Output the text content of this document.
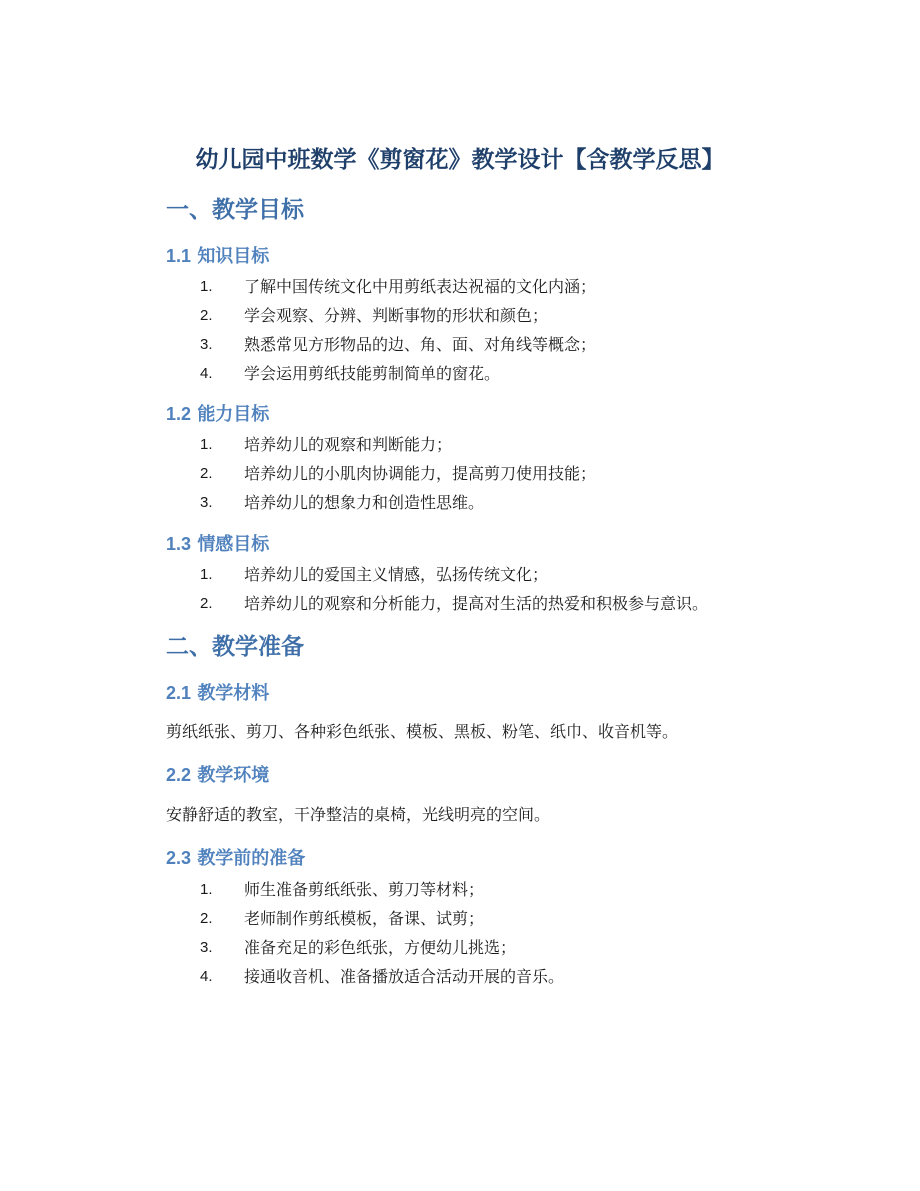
幼儿园中班数学《剪窗花》教学设计【含教学反思】
一、教学目标
1.1 知识目标
1.	了解中国传统文化中用剪纸表达祝福的文化内涵；
2.	学会观察、分辨、判断事物的形状和颜色；
3.	熟悉常见方形物品的边、角、面、对角线等概念；
4.	学会运用剪纸技能剪制简单的窗花。
1.2 能力目标
1.	培养幼儿的观察和判断能力；
2.	培养幼儿的小肌肉协调能力，提高剪刀使用技能；
3.	培养幼儿的想象力和创造性思维。
1.3 情感目标
1.	培养幼儿的爱国主义情感，弘扬传统文化；
2.	培养幼儿的观察和分析能力，提高对生活的热爱和积极参与意识。
二、教学准备
2.1 教学材料

剪纸纸张、剪刀、各种彩色纸张、模板、黑板、粉笔、纸巾、收音机等。

2.2 教学环境

安静舒适的教室，干净整洁的桌椅，光线明亮的空间。

2.3 教学前的准备
1.	师生准备剪纸纸张、剪刀等材料；
2.	老师制作剪纸模板，备课、试剪；
3.	准备充足的彩色纸张，方便幼儿挑选；
4.	接通收音机、准备播放适合活动开展的音乐。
━━━━━━━━━━━━━━━━━━━━
= REQUIRED TASK =
Write out the whole listing again, exactly, with no pictures.

= TASK RESULT =
Output the text content of this document.
幼儿园中班数学《剪窗花》教学设计【含教学反思】
一、教学目标
1.1 知识目标
1.	了解中国传统文化中用剪纸表达祝福的文化内涵；
2.	学会观察、分辨、判断事物的形状和颜色；
3.	熟悉常见方形物品的边、角、面、对角线等概念；
4.	学会运用剪纸技能剪制简单的窗花。
1.2 能力目标
1.	培养幼儿的观察和判断能力；
2.	培养幼儿的小肌肉协调能力，提高剪刀使用技能；
3.	培养幼儿的想象力和创造性思维。
1.3 情感目标
1.	培养幼儿的爱国主义情感，弘扬传统文化；
2.	培养幼儿的观察和分析能力，提高对生活的热爱和积极参与意识。
二、教学准备
2.1 教学材料

剪纸纸张、剪刀、各种彩色纸张、模板、黑板、粉笔、纸巾、收音机等。

2.2 教学环境

安静舒适的教室，干净整洁的桌椅，光线明亮的空间。

2.3 教学前的准备
1.	师生准备剪纸纸张、剪刀等材料；
2.	老师制作剪纸模板，备课、试剪；
3.	准备充足的彩色纸张，方便幼儿挑选；
4.	接通收音机、准备播放适合活动开展的音乐。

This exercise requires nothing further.